* EXERCISE: Each entry must be reproduced precisely as it stands.
# START OF INPUT DATA
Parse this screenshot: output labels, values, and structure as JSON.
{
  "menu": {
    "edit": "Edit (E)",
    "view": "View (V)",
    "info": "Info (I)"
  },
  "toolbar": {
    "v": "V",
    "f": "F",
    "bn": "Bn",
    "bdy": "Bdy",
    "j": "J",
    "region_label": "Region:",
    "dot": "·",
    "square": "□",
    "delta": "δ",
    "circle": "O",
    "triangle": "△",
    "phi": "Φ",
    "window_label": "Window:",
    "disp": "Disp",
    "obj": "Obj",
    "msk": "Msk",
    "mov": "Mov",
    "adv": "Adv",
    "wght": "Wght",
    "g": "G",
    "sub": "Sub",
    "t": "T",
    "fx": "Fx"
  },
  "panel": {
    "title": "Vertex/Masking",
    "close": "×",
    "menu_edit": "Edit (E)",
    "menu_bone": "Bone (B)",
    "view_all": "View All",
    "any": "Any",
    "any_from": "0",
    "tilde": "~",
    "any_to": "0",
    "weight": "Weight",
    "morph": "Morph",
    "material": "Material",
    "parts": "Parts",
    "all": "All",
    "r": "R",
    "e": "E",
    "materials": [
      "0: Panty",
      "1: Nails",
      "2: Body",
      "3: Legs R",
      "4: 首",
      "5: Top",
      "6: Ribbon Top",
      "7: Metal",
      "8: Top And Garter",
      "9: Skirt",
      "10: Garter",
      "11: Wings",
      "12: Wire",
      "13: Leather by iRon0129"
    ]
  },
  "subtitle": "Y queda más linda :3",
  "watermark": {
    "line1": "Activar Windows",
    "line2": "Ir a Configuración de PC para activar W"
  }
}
# END OF INPUT DATA
* SOLUTION FOR THIS TASK:
Parse this screenshot: output labels, values, and structure as JSON.
{
  "menu": {
    "edit": "Edit (E)",
    "view": "View (V)",
    "info": "Info (I)"
  },
  "toolbar": {
    "v": "V",
    "f": "F",
    "bn": "Bn",
    "bdy": "Bdy",
    "j": "J",
    "region_label": "Region:",
    "dot": "·",
    "square": "□",
    "delta": "δ",
    "circle": "O",
    "triangle": "△",
    "phi": "Φ",
    "window_label": "Window:",
    "disp": "Disp",
    "obj": "Obj",
    "msk": "Msk",
    "mov": "Mov",
    "adv": "Adv",
    "wght": "Wght",
    "g": "G",
    "sub": "Sub",
    "t": "T",
    "fx": "Fx"
  },
  "panel": {
    "title": "Vertex/Masking",
    "close": "×",
    "menu_edit": "Edit (E)",
    "menu_bone": "Bone (B)",
    "view_all": "View All",
    "any": "Any",
    "any_from": "0",
    "tilde": "~",
    "any_to": "0",
    "weight": "Weight",
    "morph": "Morph",
    "material": "Material",
    "parts": "Parts",
    "all": "All",
    "r": "R",
    "e": "E",
    "materials": [
      "0: Panty",
      "1: Nails",
      "2: Body",
      "3: Legs R",
      "4: 首",
      "5: Top",
      "6: Ribbon Top",
      "7: Metal",
      "8: Top And Garter",
      "9: Skirt",
      "10: Garter",
      "11: Wings",
      "12: Wire",
      "13: Leather by iRon0129"
    ]
  },
  "subtitle": "Y queda más linda :3",
  "watermark": {
    "line1": "Activar Windows",
    "line2": "Ir a Configuración de PC para activar W"
  }
}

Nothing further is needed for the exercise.